▸ Goal
Gather all lines containing the string "carencia" and copy them out.
◇ ◇ ◇
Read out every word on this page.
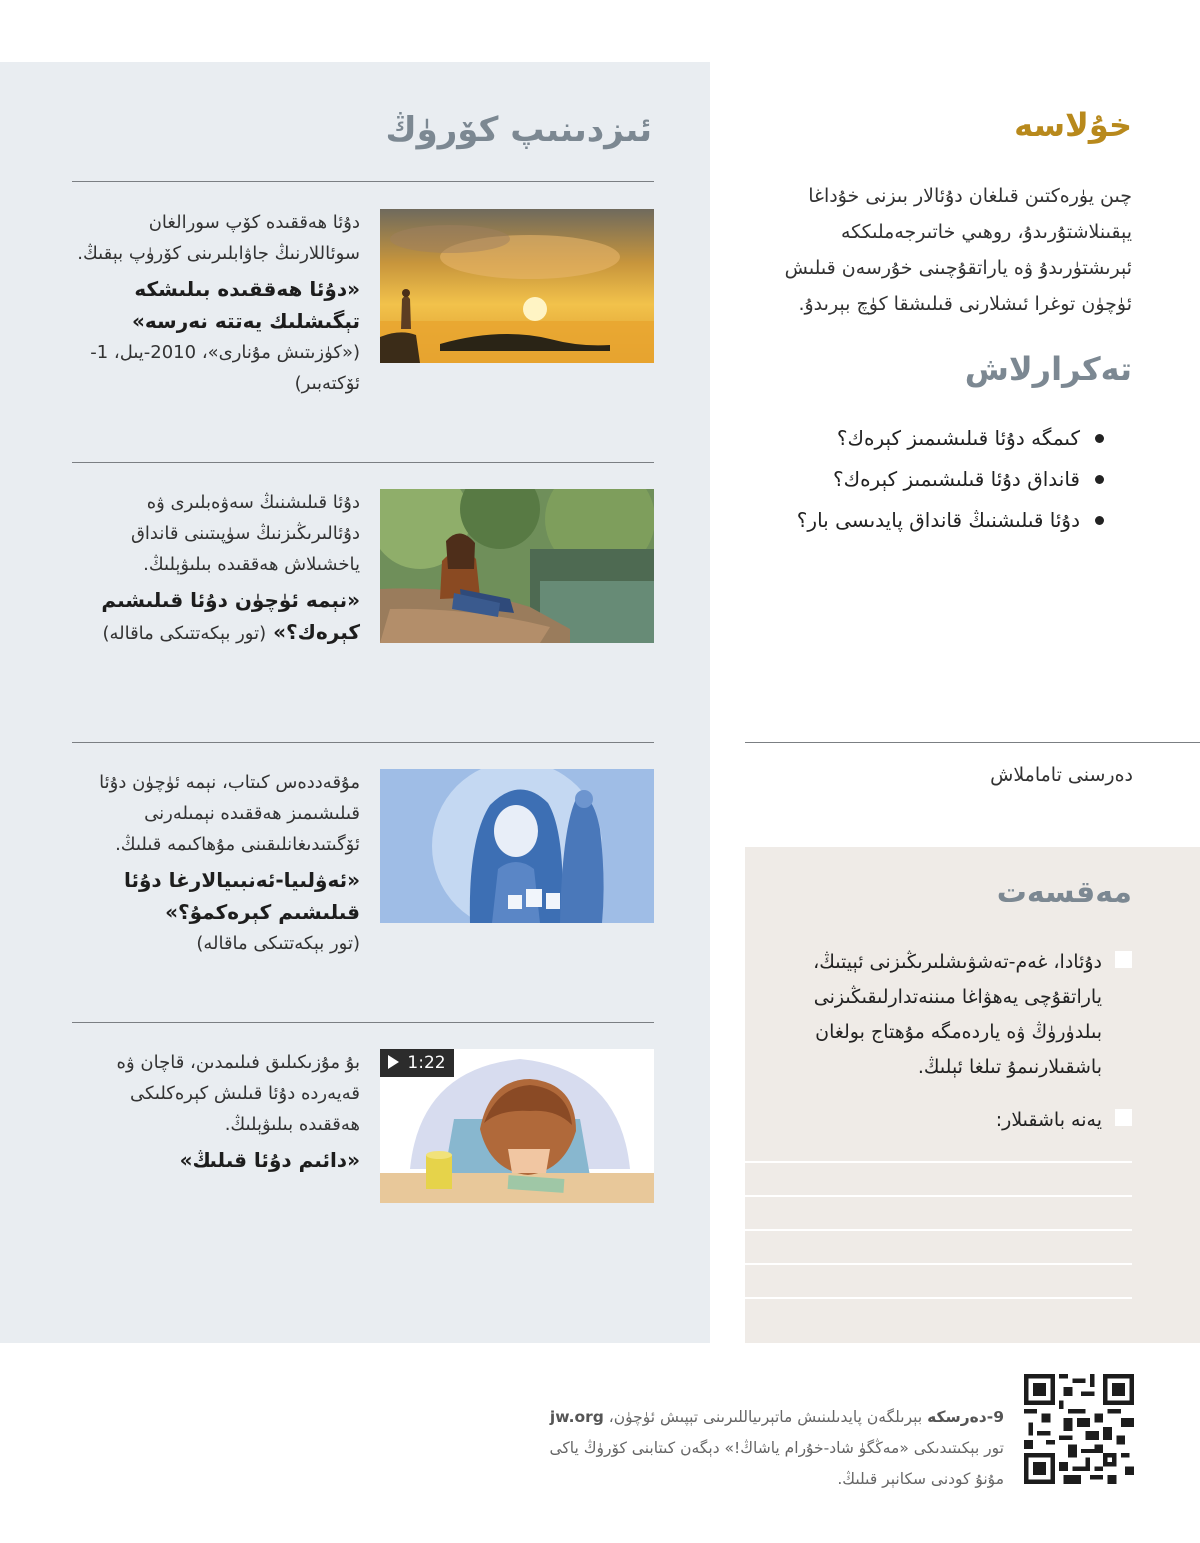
ئىزدىنىپ كۆرۈڭ
دۇئا ھەققىدە كۆپ سورالغان سوئاللارنىڭ جاۋابلىرىنى كۆرۈپ بېقىڭ.
«دۇئا ھەققىدە بىلىشكە تېگىشلىك يەتتە نەرسە»
(«كۈزىتىش مۇنارى»، 2010-يىل، 1-ئۆكتەبىر)
دۇئا قىلىشنىڭ سەۋەبلىرى ۋە دۇئالىرىڭىزنىڭ سۈپىتىنى قانداق ياخشىلاش ھەققىدە بىلىۋېلىڭ.
«نېمە ئۈچۈن دۇئا قىلىشىم كېرەك؟» (تور بېكەتتىكى ماقالە)
مۇقەددەس كىتاب، نېمە ئۈچۈن دۇئا قىلىشىمىز ھەققىدە نېمىلەرنى ئۆگىتىدىغانلىقىنى مۇھاكىمە قىلىڭ.
«ئەۋلىيا-ئەنبىيالارغا دۇئا قىلىشىم كېرەكمۇ؟»
(تور بېكەتتىكى ماقالە)
1:22
بۇ مۇزىكىلىق فىلىمدىن، قاچان ۋە قەيەردە دۇئا قىلىش كېرەكلىكى ھەققىدە بىلىۋېلىڭ.
«دائىم دۇئا قىلىڭ»
خۇلاسە

چىن يۈرەكتىن قىلغان دۇئالار بىزنى خۇداغا يېقىنلاشتۇرىدۇ، روھىي خاتىرجەملىككە ئېرىشتۈرىدۇ ۋە ياراتقۇچىنى خۇرسەن قىلىش ئۈچۈن توغرا ئىشلارنى قىلىشقا كۈچ بېرىدۇ.

تەكرارلاش
كىمگە دۇئا قىلىشىمىز كېرەك؟
قانداق دۇئا قىلىشىمىز كېرەك؟
دۇئا قىلىشنىڭ قانداق پايدىسى بار؟
دەرسنى تاماملاش
مەقسەت
دۇئادا، غەم-تەشۋىشلىرىڭىزنى ئېيتىڭ، ياراتقۇچى يەھۋاغا مىننەتدارلىقىڭىزنى بىلدۈرۈڭ ۋە ياردەمگە مۇھتاج بولغان باشقىلارنىمۇ تىلغا ئېلىڭ.
يەنە باشقىلار:

9-دەرسكە بېرىلگەن پايدىلىنىش ماتېرىياللىرىنى تېپىش ئۈچۈن، jw.org تور بېكىتىدىكى «مەڭگۈ شاد-خۇرام ياشاڭ!» دېگەن كىتابنى كۆرۈڭ ياكى مۇنۇ كودنى سكانېر قىلىڭ.
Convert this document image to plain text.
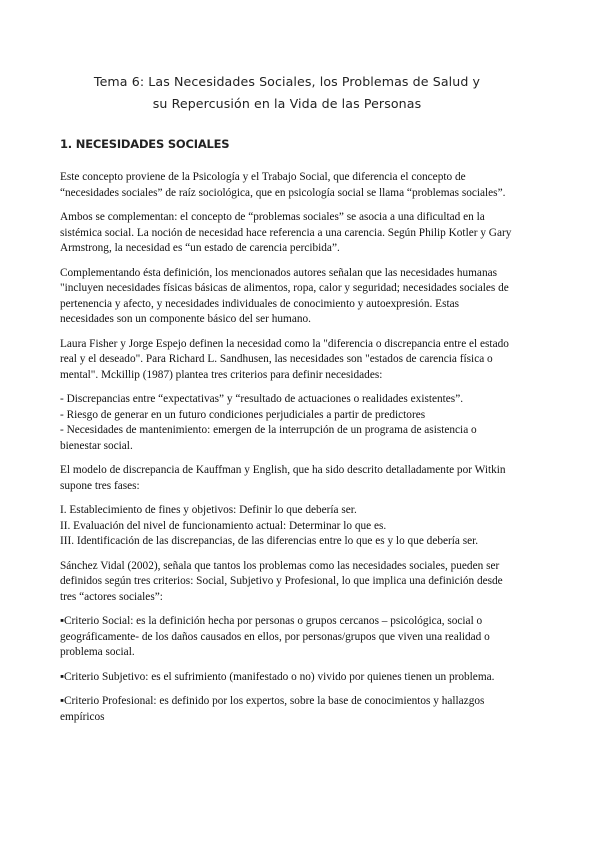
Tema 6: Las Necesidades Sociales, los Problemas de Salud y
su Repercusión en la Vida de las Personas
1. NECESIDADES SOCIALES

Este concepto proviene de la Psicología y el Trabajo Social, que diferencia el concepto de “necesidades sociales” de raíz sociológica, que en psicología social se llama “problemas sociales”.

Ambos se complementan: el concepto de “problemas sociales” se asocia a una dificultad en la sistémica social. La noción de necesidad hace referencia a una carencia. Según Philip Kotler y Gary Armstrong, la necesidad es “un estado de carencia percibida”.

Complementando ésta definición, los mencionados autores señalan que las necesidades humanas "incluyen necesidades físicas básicas de alimentos, ropa, calor y seguridad; necesidades sociales de pertenencia y afecto, y necesidades individuales de conocimiento y autoexpresión. Estas necesidades son un componente básico del ser humano.

Laura Fisher y Jorge Espejo definen la necesidad como la "diferencia o discrepancia entre el estado real y el deseado". Para Richard L. Sandhusen, las necesidades son "estados de carencia física o mental". Mckillip (1987) plantea tres criterios para definir necesidades:

- Discrepancias entre “expectativas” y “resultado de actuaciones o realidades existentes”.

- Riesgo de generar en un futuro condiciones perjudiciales a partir de predictores

- Necesidades de mantenimiento: emergen de la interrupción de un programa de asistencia o bienestar social.

El modelo de discrepancia de Kauffman y English, que ha sido descrito detalladamente por Witkin supone tres fases:

I. Establecimiento de fines y objetivos: Definir lo que debería ser.

II. Evaluación del nivel de funcionamiento actual: Determinar lo que es.

III. Identificación de las discrepancias, de las diferencias entre lo que es y lo que debería ser.

Sánchez Vidal (2002), señala que tantos los problemas como las necesidades sociales, pueden ser definidos según tres criterios: Social, Subjetivo y Profesional, lo que implica una definición desde tres “actores sociales”:

▪Criterio Social: es la definición hecha por personas o grupos cercanos – psicológica, social o geográficamente- de los daños causados en ellos, por personas/grupos que viven una realidad o problema social.

▪Criterio Subjetivo: es el sufrimiento (manifestado o no) vivido por quienes tienen un problema.

▪Criterio Profesional: es definido por los expertos, sobre la base de conocimientos y hallazgos empíricos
◇ ◇ ◇
▸ Exercise output
Ambos se complementan: el concepto de “problemas sociales” se asocia a una dificultad en la sistémica social. La noción de necesidad hace referencia a una carencia. Según Philip Kotler y Gary Armstrong, la necesidad es “un estado de carencia percibida”.
Laura Fisher y Jorge Espejo definen la necesidad como la "diferencia o discrepancia entre el estado real y el deseado". Para Richard L. Sandhusen, las necesidades son "estados de carencia física o mental". Mckillip (1987) plantea tres criterios para definir necesidades:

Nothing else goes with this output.